Directions for this task: Print the listing in its entirety and exactly, leaving out images.

Data provided:

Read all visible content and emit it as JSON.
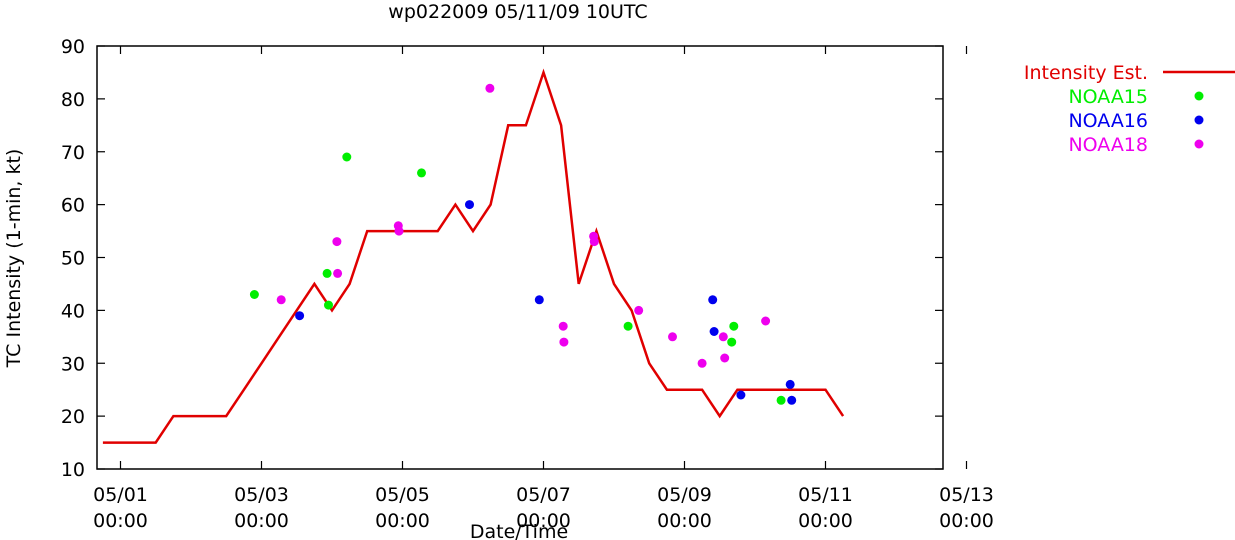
{
  "chart_data": {
    "type": "line",
    "title": "wp022009 05/11/09 10UTC",
    "xlabel": "Date/Time",
    "ylabel": "TC Intensity (1-min, kt)",
    "xlim": [
      -0.3333,
      11.6667
    ],
    "ylim": [
      10,
      90
    ],
    "grid": false,
    "legend": "outside-right",
    "x_ticks": [
      {
        "x": 0,
        "line1": "05/01",
        "line2": "00:00"
      },
      {
        "x": 2,
        "line1": "05/03",
        "line2": "00:00"
      },
      {
        "x": 4,
        "line1": "05/05",
        "line2": "00:00"
      },
      {
        "x": 6,
        "line1": "05/07",
        "line2": "00:00"
      },
      {
        "x": 8,
        "line1": "05/09",
        "line2": "00:00"
      },
      {
        "x": 10,
        "line1": "05/11",
        "line2": "00:00"
      },
      {
        "x": 12,
        "line1": "05/13",
        "line2": "00:00"
      }
    ],
    "y_ticks": [
      10,
      20,
      30,
      40,
      50,
      60,
      70,
      80,
      90
    ],
    "legend_entries": [
      {
        "label": "Intensity Est.",
        "color": "#e00000",
        "kind": "line"
      },
      {
        "label": "NOAA15",
        "color": "#00ee00",
        "kind": "point"
      },
      {
        "label": "NOAA16",
        "color": "#0000ee",
        "kind": "point"
      },
      {
        "label": "NOAA18",
        "color": "#ee00ee",
        "kind": "point"
      }
    ],
    "intensity": {
      "color": "#e00000",
      "x": [
        -0.25,
        0.5,
        0.75,
        1.25,
        1.5,
        1.75,
        2.0,
        2.25,
        2.5,
        2.75,
        3.0,
        3.25,
        3.5,
        3.75,
        4.0,
        4.25,
        4.5,
        4.75,
        5.0,
        5.25,
        5.5,
        5.75,
        6.0,
        6.25,
        6.5,
        6.75,
        7.0,
        7.25,
        7.5,
        7.75,
        8.0,
        8.25,
        8.5,
        8.75,
        9.0,
        9.25,
        9.5,
        9.75,
        10.0,
        10.25
      ],
      "y": [
        15,
        15,
        20,
        20,
        20,
        25,
        30,
        35,
        40,
        45,
        40,
        45,
        55,
        55,
        55,
        55,
        55,
        60,
        55,
        60,
        75,
        75,
        85,
        75,
        45,
        55,
        45,
        40,
        30,
        25,
        25,
        25,
        20,
        25,
        25,
        25,
        25,
        25,
        25,
        20
      ]
    },
    "series": [
      {
        "name": "NOAA15",
        "color": "#00ee00",
        "x": [
          1.9,
          2.93,
          2.95,
          3.21,
          4.27,
          7.2,
          8.67,
          8.7,
          9.37
        ],
        "y": [
          43,
          47,
          41,
          69,
          66,
          37,
          34,
          37,
          23
        ]
      },
      {
        "name": "NOAA16",
        "color": "#0000ee",
        "x": [
          2.54,
          4.95,
          5.94,
          8.4,
          8.42,
          8.8,
          9.5,
          9.52
        ],
        "y": [
          39,
          60,
          42,
          42,
          36,
          24,
          26,
          23
        ]
      },
      {
        "name": "NOAA18",
        "color": "#ee00ee",
        "x": [
          2.28,
          3.07,
          3.08,
          3.94,
          3.95,
          5.24,
          6.28,
          6.29,
          6.71,
          6.72,
          7.35,
          7.83,
          8.25,
          8.55,
          8.57,
          9.15
        ],
        "y": [
          42,
          53,
          47,
          56,
          55,
          82,
          37,
          34,
          54,
          53,
          40,
          35,
          30,
          35,
          31,
          38
        ]
      }
    ]
  }
}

Exercise answer:
Read all visible content and emit it as JSON.
{
  "chart_data": {
    "type": "line",
    "title": "wp022009 05/11/09 10UTC",
    "xlabel": "Date/Time",
    "ylabel": "TC Intensity (1-min, kt)",
    "xlim": [
      -0.3333,
      11.6667
    ],
    "ylim": [
      10,
      90
    ],
    "grid": false,
    "legend": "outside-right",
    "x_ticks": [
      {
        "x": 0,
        "line1": "05/01",
        "line2": "00:00"
      },
      {
        "x": 2,
        "line1": "05/03",
        "line2": "00:00"
      },
      {
        "x": 4,
        "line1": "05/05",
        "line2": "00:00"
      },
      {
        "x": 6,
        "line1": "05/07",
        "line2": "00:00"
      },
      {
        "x": 8,
        "line1": "05/09",
        "line2": "00:00"
      },
      {
        "x": 10,
        "line1": "05/11",
        "line2": "00:00"
      },
      {
        "x": 12,
        "line1": "05/13",
        "line2": "00:00"
      }
    ],
    "y_ticks": [
      10,
      20,
      30,
      40,
      50,
      60,
      70,
      80,
      90
    ],
    "legend_entries": [
      {
        "label": "Intensity Est.",
        "color": "#e00000",
        "kind": "line"
      },
      {
        "label": "NOAA15",
        "color": "#00ee00",
        "kind": "point"
      },
      {
        "label": "NOAA16",
        "color": "#0000ee",
        "kind": "point"
      },
      {
        "label": "NOAA18",
        "color": "#ee00ee",
        "kind": "point"
      }
    ],
    "intensity": {
      "color": "#e00000",
      "x": [
        -0.25,
        0.5,
        0.75,
        1.25,
        1.5,
        1.75,
        2.0,
        2.25,
        2.5,
        2.75,
        3.0,
        3.25,
        3.5,
        3.75,
        4.0,
        4.25,
        4.5,
        4.75,
        5.0,
        5.25,
        5.5,
        5.75,
        6.0,
        6.25,
        6.5,
        6.75,
        7.0,
        7.25,
        7.5,
        7.75,
        8.0,
        8.25,
        8.5,
        8.75,
        9.0,
        9.25,
        9.5,
        9.75,
        10.0,
        10.25
      ],
      "y": [
        15,
        15,
        20,
        20,
        20,
        25,
        30,
        35,
        40,
        45,
        40,
        45,
        55,
        55,
        55,
        55,
        55,
        60,
        55,
        60,
        75,
        75,
        85,
        75,
        45,
        55,
        45,
        40,
        30,
        25,
        25,
        25,
        20,
        25,
        25,
        25,
        25,
        25,
        25,
        20
      ]
    },
    "series": [
      {
        "name": "NOAA15",
        "color": "#00ee00",
        "x": [
          1.9,
          2.93,
          2.95,
          3.21,
          4.27,
          7.2,
          8.67,
          8.7,
          9.37
        ],
        "y": [
          43,
          47,
          41,
          69,
          66,
          37,
          34,
          37,
          23
        ]
      },
      {
        "name": "NOAA16",
        "color": "#0000ee",
        "x": [
          2.54,
          4.95,
          5.94,
          8.4,
          8.42,
          8.8,
          9.5,
          9.52
        ],
        "y": [
          39,
          60,
          42,
          42,
          36,
          24,
          26,
          23
        ]
      },
      {
        "name": "NOAA18",
        "color": "#ee00ee",
        "x": [
          2.28,
          3.07,
          3.08,
          3.94,
          3.95,
          5.24,
          6.28,
          6.29,
          6.71,
          6.72,
          7.35,
          7.83,
          8.25,
          8.55,
          8.57,
          9.15
        ],
        "y": [
          42,
          53,
          47,
          56,
          55,
          82,
          37,
          34,
          54,
          53,
          40,
          35,
          30,
          35,
          31,
          38
        ]
      }
    ]
  }
}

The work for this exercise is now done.